LISTED ENTRIES:
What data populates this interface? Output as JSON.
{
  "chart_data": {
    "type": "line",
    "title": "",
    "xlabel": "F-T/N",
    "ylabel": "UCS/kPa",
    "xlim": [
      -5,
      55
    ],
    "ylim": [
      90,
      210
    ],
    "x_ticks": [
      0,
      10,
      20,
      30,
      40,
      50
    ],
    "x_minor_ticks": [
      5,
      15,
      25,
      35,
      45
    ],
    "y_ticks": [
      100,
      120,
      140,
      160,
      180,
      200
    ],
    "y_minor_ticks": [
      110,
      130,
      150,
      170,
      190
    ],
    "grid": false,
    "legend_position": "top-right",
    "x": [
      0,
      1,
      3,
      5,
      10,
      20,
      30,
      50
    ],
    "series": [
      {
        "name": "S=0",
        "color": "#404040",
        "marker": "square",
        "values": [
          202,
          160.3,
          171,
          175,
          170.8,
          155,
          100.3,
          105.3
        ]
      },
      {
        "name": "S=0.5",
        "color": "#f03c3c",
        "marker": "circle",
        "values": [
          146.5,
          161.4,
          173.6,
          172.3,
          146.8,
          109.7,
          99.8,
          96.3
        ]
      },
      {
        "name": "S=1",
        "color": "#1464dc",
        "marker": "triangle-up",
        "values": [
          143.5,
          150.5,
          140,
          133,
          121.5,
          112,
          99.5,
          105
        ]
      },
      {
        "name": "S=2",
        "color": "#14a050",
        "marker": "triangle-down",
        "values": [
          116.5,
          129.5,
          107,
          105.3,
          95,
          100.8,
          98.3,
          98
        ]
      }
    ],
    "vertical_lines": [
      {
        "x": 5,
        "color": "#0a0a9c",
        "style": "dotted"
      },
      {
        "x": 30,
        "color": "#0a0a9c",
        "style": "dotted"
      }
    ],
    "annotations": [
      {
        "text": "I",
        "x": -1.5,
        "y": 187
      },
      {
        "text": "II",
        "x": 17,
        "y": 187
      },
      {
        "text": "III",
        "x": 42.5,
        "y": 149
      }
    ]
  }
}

EXERCISE:
Quote every entry exactly.

FULL OUTPUT:
What data populates this interface? Output as JSON.
{
  "chart_data": {
    "type": "line",
    "title": "",
    "xlabel": "F-T/N",
    "ylabel": "UCS/kPa",
    "xlim": [
      -5,
      55
    ],
    "ylim": [
      90,
      210
    ],
    "x_ticks": [
      0,
      10,
      20,
      30,
      40,
      50
    ],
    "x_minor_ticks": [
      5,
      15,
      25,
      35,
      45
    ],
    "y_ticks": [
      100,
      120,
      140,
      160,
      180,
      200
    ],
    "y_minor_ticks": [
      110,
      130,
      150,
      170,
      190
    ],
    "grid": false,
    "legend_position": "top-right",
    "x": [
      0,
      1,
      3,
      5,
      10,
      20,
      30,
      50
    ],
    "series": [
      {
        "name": "S=0",
        "color": "#404040",
        "marker": "square",
        "values": [
          202,
          160.3,
          171,
          175,
          170.8,
          155,
          100.3,
          105.3
        ]
      },
      {
        "name": "S=0.5",
        "color": "#f03c3c",
        "marker": "circle",
        "values": [
          146.5,
          161.4,
          173.6,
          172.3,
          146.8,
          109.7,
          99.8,
          96.3
        ]
      },
      {
        "name": "S=1",
        "color": "#1464dc",
        "marker": "triangle-up",
        "values": [
          143.5,
          150.5,
          140,
          133,
          121.5,
          112,
          99.5,
          105
        ]
      },
      {
        "name": "S=2",
        "color": "#14a050",
        "marker": "triangle-down",
        "values": [
          116.5,
          129.5,
          107,
          105.3,
          95,
          100.8,
          98.3,
          98
        ]
      }
    ],
    "vertical_lines": [
      {
        "x": 5,
        "color": "#0a0a9c",
        "style": "dotted"
      },
      {
        "x": 30,
        "color": "#0a0a9c",
        "style": "dotted"
      }
    ],
    "annotations": [
      {
        "text": "I",
        "x": -1.5,
        "y": 187
      },
      {
        "text": "II",
        "x": 17,
        "y": 187
      },
      {
        "text": "III",
        "x": 42.5,
        "y": 149
      }
    ]
  }
}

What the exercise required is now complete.